Dataset items
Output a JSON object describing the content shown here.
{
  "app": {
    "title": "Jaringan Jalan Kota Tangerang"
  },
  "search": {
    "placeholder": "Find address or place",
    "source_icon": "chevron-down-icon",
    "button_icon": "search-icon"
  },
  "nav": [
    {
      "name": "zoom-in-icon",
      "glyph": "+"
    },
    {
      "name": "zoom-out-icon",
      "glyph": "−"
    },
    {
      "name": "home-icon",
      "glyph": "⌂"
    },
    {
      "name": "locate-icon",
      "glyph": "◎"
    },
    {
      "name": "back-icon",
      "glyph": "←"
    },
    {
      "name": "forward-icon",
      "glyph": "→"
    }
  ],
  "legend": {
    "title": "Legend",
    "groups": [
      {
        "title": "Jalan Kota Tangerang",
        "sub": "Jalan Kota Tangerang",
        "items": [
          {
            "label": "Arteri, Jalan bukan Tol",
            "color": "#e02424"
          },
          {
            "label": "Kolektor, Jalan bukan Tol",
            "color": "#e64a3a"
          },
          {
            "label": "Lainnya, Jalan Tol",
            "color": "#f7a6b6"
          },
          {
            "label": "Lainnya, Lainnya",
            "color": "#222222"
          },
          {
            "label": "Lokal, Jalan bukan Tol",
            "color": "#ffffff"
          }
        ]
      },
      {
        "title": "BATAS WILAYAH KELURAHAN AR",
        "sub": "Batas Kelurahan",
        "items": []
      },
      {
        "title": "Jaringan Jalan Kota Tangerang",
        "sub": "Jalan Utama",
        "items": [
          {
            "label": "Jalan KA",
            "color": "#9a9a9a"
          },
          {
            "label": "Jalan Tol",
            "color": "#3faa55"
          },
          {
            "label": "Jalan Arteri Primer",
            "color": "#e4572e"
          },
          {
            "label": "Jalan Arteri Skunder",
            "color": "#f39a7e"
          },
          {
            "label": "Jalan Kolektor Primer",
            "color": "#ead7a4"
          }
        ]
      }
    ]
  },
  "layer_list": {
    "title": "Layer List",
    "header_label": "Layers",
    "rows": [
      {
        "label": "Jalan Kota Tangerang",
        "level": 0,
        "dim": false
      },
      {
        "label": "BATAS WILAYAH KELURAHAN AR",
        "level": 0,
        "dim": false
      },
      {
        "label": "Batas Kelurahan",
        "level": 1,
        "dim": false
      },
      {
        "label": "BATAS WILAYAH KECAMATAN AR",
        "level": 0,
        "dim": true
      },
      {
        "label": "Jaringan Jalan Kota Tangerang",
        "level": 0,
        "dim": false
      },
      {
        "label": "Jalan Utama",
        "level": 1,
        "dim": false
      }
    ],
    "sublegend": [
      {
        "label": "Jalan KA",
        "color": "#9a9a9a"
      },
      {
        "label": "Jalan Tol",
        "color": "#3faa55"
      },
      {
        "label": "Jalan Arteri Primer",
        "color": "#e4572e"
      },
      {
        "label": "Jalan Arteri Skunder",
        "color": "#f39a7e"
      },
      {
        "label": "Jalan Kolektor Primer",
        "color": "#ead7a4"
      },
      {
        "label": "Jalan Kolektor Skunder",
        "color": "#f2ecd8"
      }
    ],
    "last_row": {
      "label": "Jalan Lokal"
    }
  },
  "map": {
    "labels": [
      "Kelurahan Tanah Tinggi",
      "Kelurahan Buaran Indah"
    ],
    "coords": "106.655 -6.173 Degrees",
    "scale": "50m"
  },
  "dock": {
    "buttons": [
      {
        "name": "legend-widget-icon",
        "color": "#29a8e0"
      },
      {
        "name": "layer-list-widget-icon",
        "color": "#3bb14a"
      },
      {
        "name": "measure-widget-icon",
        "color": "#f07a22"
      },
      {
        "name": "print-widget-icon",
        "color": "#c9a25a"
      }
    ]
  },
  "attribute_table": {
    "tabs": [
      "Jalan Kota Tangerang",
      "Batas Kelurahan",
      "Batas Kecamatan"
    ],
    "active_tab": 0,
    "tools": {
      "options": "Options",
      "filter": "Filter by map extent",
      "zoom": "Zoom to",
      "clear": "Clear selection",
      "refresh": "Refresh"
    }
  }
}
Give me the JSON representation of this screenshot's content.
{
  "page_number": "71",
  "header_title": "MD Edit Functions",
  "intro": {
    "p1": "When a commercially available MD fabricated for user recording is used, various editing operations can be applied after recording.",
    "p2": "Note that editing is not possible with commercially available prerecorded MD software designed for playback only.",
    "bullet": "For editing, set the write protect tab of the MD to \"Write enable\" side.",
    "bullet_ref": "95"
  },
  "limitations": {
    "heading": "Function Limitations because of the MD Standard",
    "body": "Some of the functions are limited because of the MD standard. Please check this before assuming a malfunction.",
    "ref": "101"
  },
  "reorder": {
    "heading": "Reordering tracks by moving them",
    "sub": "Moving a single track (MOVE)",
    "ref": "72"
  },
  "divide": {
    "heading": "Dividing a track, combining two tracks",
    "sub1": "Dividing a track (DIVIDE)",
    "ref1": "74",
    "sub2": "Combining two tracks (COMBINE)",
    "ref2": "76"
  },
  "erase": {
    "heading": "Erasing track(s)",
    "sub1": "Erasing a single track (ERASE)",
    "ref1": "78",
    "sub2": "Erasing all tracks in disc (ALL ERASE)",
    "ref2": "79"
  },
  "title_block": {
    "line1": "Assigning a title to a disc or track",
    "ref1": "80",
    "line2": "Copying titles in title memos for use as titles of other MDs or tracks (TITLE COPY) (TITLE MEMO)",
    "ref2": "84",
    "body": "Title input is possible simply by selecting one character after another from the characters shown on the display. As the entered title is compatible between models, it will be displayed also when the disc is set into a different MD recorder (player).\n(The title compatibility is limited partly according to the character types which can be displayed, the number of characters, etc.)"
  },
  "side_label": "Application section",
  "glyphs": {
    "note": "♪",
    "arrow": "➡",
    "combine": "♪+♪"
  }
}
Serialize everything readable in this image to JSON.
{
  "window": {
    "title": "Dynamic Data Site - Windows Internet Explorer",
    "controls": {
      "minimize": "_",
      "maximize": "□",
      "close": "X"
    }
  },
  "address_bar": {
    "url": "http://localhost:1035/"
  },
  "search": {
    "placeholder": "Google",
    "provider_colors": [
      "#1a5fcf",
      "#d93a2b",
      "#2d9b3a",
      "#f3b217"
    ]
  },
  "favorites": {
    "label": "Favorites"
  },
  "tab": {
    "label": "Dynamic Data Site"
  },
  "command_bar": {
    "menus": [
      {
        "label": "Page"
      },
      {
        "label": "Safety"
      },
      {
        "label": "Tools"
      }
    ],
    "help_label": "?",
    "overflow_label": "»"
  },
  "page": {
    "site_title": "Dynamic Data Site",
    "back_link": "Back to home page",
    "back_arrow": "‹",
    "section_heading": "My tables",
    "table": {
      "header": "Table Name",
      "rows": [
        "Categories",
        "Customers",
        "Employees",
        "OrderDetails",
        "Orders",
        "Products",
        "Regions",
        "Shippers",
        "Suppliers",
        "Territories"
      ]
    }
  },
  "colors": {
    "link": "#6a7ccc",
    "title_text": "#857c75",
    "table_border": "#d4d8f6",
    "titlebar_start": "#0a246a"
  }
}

» Required work: From the records above, pull out every line containing the word "body".

» Task solution:
    "body": "Some of the functions are limited because of the MD standard. Please check this before assuming a malfunction.",
    "body": "Title input is possible simply by selecting one character after another from the characters shown on the display. As the entered title is compatible between models, it will be displayed also when the disc is set into a different MD recorder (player).\n(The title compatibility is limited partly according to the character types which can be displayed, the number of characters, etc.)"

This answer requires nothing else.